**Task requirements**
Go through the listing and write out all of it exactly.

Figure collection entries
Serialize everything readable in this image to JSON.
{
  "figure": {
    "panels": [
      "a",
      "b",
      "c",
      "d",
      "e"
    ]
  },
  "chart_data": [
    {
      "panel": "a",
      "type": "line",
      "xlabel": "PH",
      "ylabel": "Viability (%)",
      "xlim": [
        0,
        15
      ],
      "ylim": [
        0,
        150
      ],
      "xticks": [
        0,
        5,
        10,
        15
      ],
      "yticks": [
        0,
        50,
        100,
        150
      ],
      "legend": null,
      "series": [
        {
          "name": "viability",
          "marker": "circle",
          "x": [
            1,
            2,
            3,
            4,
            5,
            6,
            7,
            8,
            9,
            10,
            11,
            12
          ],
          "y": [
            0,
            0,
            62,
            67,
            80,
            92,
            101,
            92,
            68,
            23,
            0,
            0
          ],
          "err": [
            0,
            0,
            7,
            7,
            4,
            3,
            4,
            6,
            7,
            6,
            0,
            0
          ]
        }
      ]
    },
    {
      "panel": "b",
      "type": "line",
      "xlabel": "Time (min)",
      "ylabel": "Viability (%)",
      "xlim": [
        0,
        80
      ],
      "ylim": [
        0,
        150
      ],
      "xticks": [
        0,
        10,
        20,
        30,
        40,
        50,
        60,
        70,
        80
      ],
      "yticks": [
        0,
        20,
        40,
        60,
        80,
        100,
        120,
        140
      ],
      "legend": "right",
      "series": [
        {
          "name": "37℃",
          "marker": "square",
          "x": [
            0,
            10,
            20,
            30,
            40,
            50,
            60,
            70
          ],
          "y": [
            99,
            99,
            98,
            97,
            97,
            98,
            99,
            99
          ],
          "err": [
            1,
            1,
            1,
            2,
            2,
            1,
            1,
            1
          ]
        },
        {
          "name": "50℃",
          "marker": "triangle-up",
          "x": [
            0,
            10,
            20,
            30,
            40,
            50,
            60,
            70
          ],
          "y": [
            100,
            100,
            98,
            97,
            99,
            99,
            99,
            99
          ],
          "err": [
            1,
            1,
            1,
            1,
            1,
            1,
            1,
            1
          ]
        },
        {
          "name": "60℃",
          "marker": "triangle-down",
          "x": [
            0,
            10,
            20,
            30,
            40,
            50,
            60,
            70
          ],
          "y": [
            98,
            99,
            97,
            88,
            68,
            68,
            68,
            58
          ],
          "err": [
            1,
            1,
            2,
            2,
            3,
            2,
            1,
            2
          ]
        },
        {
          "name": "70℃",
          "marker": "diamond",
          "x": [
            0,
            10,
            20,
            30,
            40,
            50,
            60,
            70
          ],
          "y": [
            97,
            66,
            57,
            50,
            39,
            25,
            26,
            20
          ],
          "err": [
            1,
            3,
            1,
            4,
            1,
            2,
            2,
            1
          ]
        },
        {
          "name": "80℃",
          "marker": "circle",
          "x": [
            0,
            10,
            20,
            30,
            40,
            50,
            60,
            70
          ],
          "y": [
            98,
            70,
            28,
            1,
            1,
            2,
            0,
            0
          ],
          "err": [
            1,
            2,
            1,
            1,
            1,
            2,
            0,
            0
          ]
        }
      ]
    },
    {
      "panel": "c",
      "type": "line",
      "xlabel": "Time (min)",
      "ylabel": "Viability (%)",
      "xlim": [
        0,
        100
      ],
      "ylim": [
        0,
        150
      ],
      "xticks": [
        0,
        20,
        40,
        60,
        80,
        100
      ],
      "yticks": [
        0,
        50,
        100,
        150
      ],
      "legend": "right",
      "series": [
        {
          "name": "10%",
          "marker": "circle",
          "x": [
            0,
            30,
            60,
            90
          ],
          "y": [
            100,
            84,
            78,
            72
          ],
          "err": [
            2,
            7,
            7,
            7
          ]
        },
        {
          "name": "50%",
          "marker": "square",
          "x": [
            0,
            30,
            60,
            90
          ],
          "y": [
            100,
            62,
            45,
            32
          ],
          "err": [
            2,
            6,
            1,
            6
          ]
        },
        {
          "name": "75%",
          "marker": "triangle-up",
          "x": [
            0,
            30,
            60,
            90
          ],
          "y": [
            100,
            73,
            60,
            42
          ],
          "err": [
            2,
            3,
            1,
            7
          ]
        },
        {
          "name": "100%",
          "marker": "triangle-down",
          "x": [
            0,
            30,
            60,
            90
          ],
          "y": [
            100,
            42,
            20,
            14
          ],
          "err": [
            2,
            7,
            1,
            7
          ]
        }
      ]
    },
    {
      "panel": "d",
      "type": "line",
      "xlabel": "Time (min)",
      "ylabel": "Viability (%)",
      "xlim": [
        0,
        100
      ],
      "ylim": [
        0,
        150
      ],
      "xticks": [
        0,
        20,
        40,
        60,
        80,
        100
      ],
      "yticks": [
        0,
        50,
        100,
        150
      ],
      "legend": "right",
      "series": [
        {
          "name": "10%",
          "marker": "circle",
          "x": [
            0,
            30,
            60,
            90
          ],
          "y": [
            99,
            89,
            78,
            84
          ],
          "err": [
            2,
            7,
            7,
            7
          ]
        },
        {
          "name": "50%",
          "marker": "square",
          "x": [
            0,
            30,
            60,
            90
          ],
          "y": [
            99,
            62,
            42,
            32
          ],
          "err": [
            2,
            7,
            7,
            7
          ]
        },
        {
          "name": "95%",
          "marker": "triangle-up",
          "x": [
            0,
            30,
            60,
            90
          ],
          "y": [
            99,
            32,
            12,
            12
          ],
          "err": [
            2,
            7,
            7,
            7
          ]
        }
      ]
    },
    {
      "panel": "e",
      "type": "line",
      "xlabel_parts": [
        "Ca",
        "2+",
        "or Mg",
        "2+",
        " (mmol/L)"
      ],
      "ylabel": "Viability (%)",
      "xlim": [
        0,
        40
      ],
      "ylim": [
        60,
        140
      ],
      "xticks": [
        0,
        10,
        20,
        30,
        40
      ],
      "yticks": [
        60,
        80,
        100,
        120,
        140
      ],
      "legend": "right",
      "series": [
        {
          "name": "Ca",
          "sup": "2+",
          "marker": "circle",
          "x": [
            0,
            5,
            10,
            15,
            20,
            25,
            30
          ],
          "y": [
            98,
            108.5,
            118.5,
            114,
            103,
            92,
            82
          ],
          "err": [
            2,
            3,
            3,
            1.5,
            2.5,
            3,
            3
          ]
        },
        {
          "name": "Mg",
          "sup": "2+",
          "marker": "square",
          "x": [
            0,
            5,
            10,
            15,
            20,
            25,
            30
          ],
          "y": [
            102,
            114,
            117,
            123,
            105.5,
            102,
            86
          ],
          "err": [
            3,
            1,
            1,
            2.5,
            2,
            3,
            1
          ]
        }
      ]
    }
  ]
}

**Result of the exercise**
Serialize everything readable in this image to JSON.
{
  "figure": {
    "panels": [
      "a",
      "b",
      "c",
      "d",
      "e"
    ]
  },
  "chart_data": [
    {
      "panel": "a",
      "type": "line",
      "xlabel": "PH",
      "ylabel": "Viability (%)",
      "xlim": [
        0,
        15
      ],
      "ylim": [
        0,
        150
      ],
      "xticks": [
        0,
        5,
        10,
        15
      ],
      "yticks": [
        0,
        50,
        100,
        150
      ],
      "legend": null,
      "series": [
        {
          "name": "viability",
          "marker": "circle",
          "x": [
            1,
            2,
            3,
            4,
            5,
            6,
            7,
            8,
            9,
            10,
            11,
            12
          ],
          "y": [
            0,
            0,
            62,
            67,
            80,
            92,
            101,
            92,
            68,
            23,
            0,
            0
          ],
          "err": [
            0,
            0,
            7,
            7,
            4,
            3,
            4,
            6,
            7,
            6,
            0,
            0
          ]
        }
      ]
    },
    {
      "panel": "b",
      "type": "line",
      "xlabel": "Time (min)",
      "ylabel": "Viability (%)",
      "xlim": [
        0,
        80
      ],
      "ylim": [
        0,
        150
      ],
      "xticks": [
        0,
        10,
        20,
        30,
        40,
        50,
        60,
        70,
        80
      ],
      "yticks": [
        0,
        20,
        40,
        60,
        80,
        100,
        120,
        140
      ],
      "legend": "right",
      "series": [
        {
          "name": "37℃",
          "marker": "square",
          "x": [
            0,
            10,
            20,
            30,
            40,
            50,
            60,
            70
          ],
          "y": [
            99,
            99,
            98,
            97,
            97,
            98,
            99,
            99
          ],
          "err": [
            1,
            1,
            1,
            2,
            2,
            1,
            1,
            1
          ]
        },
        {
          "name": "50℃",
          "marker": "triangle-up",
          "x": [
            0,
            10,
            20,
            30,
            40,
            50,
            60,
            70
          ],
          "y": [
            100,
            100,
            98,
            97,
            99,
            99,
            99,
            99
          ],
          "err": [
            1,
            1,
            1,
            1,
            1,
            1,
            1,
            1
          ]
        },
        {
          "name": "60℃",
          "marker": "triangle-down",
          "x": [
            0,
            10,
            20,
            30,
            40,
            50,
            60,
            70
          ],
          "y": [
            98,
            99,
            97,
            88,
            68,
            68,
            68,
            58
          ],
          "err": [
            1,
            1,
            2,
            2,
            3,
            2,
            1,
            2
          ]
        },
        {
          "name": "70℃",
          "marker": "diamond",
          "x": [
            0,
            10,
            20,
            30,
            40,
            50,
            60,
            70
          ],
          "y": [
            97,
            66,
            57,
            50,
            39,
            25,
            26,
            20
          ],
          "err": [
            1,
            3,
            1,
            4,
            1,
            2,
            2,
            1
          ]
        },
        {
          "name": "80℃",
          "marker": "circle",
          "x": [
            0,
            10,
            20,
            30,
            40,
            50,
            60,
            70
          ],
          "y": [
            98,
            70,
            28,
            1,
            1,
            2,
            0,
            0
          ],
          "err": [
            1,
            2,
            1,
            1,
            1,
            2,
            0,
            0
          ]
        }
      ]
    },
    {
      "panel": "c",
      "type": "line",
      "xlabel": "Time (min)",
      "ylabel": "Viability (%)",
      "xlim": [
        0,
        100
      ],
      "ylim": [
        0,
        150
      ],
      "xticks": [
        0,
        20,
        40,
        60,
        80,
        100
      ],
      "yticks": [
        0,
        50,
        100,
        150
      ],
      "legend": "right",
      "series": [
        {
          "name": "10%",
          "marker": "circle",
          "x": [
            0,
            30,
            60,
            90
          ],
          "y": [
            100,
            84,
            78,
            72
          ],
          "err": [
            2,
            7,
            7,
            7
          ]
        },
        {
          "name": "50%",
          "marker": "square",
          "x": [
            0,
            30,
            60,
            90
          ],
          "y": [
            100,
            62,
            45,
            32
          ],
          "err": [
            2,
            6,
            1,
            6
          ]
        },
        {
          "name": "75%",
          "marker": "triangle-up",
          "x": [
            0,
            30,
            60,
            90
          ],
          "y": [
            100,
            73,
            60,
            42
          ],
          "err": [
            2,
            3,
            1,
            7
          ]
        },
        {
          "name": "100%",
          "marker": "triangle-down",
          "x": [
            0,
            30,
            60,
            90
          ],
          "y": [
            100,
            42,
            20,
            14
          ],
          "err": [
            2,
            7,
            1,
            7
          ]
        }
      ]
    },
    {
      "panel": "d",
      "type": "line",
      "xlabel": "Time (min)",
      "ylabel": "Viability (%)",
      "xlim": [
        0,
        100
      ],
      "ylim": [
        0,
        150
      ],
      "xticks": [
        0,
        20,
        40,
        60,
        80,
        100
      ],
      "yticks": [
        0,
        50,
        100,
        150
      ],
      "legend": "right",
      "series": [
        {
          "name": "10%",
          "marker": "circle",
          "x": [
            0,
            30,
            60,
            90
          ],
          "y": [
            99,
            89,
            78,
            84
          ],
          "err": [
            2,
            7,
            7,
            7
          ]
        },
        {
          "name": "50%",
          "marker": "square",
          "x": [
            0,
            30,
            60,
            90
          ],
          "y": [
            99,
            62,
            42,
            32
          ],
          "err": [
            2,
            7,
            7,
            7
          ]
        },
        {
          "name": "95%",
          "marker": "triangle-up",
          "x": [
            0,
            30,
            60,
            90
          ],
          "y": [
            99,
            32,
            12,
            12
          ],
          "err": [
            2,
            7,
            7,
            7
          ]
        }
      ]
    },
    {
      "panel": "e",
      "type": "line",
      "xlabel_parts": [
        "Ca",
        "2+",
        "or Mg",
        "2+",
        " (mmol/L)"
      ],
      "ylabel": "Viability (%)",
      "xlim": [
        0,
        40
      ],
      "ylim": [
        60,
        140
      ],
      "xticks": [
        0,
        10,
        20,
        30,
        40
      ],
      "yticks": [
        60,
        80,
        100,
        120,
        140
      ],
      "legend": "right",
      "series": [
        {
          "name": "Ca",
          "sup": "2+",
          "marker": "circle",
          "x": [
            0,
            5,
            10,
            15,
            20,
            25,
            30
          ],
          "y": [
            98,
            108.5,
            118.5,
            114,
            103,
            92,
            82
          ],
          "err": [
            2,
            3,
            3,
            1.5,
            2.5,
            3,
            3
          ]
        },
        {
          "name": "Mg",
          "sup": "2+",
          "marker": "square",
          "x": [
            0,
            5,
            10,
            15,
            20,
            25,
            30
          ],
          "y": [
            102,
            114,
            117,
            123,
            105.5,
            102,
            86
          ],
          "err": [
            3,
            1,
            1,
            2.5,
            2,
            3,
            1
          ]
        }
      ]
    }
  ]
}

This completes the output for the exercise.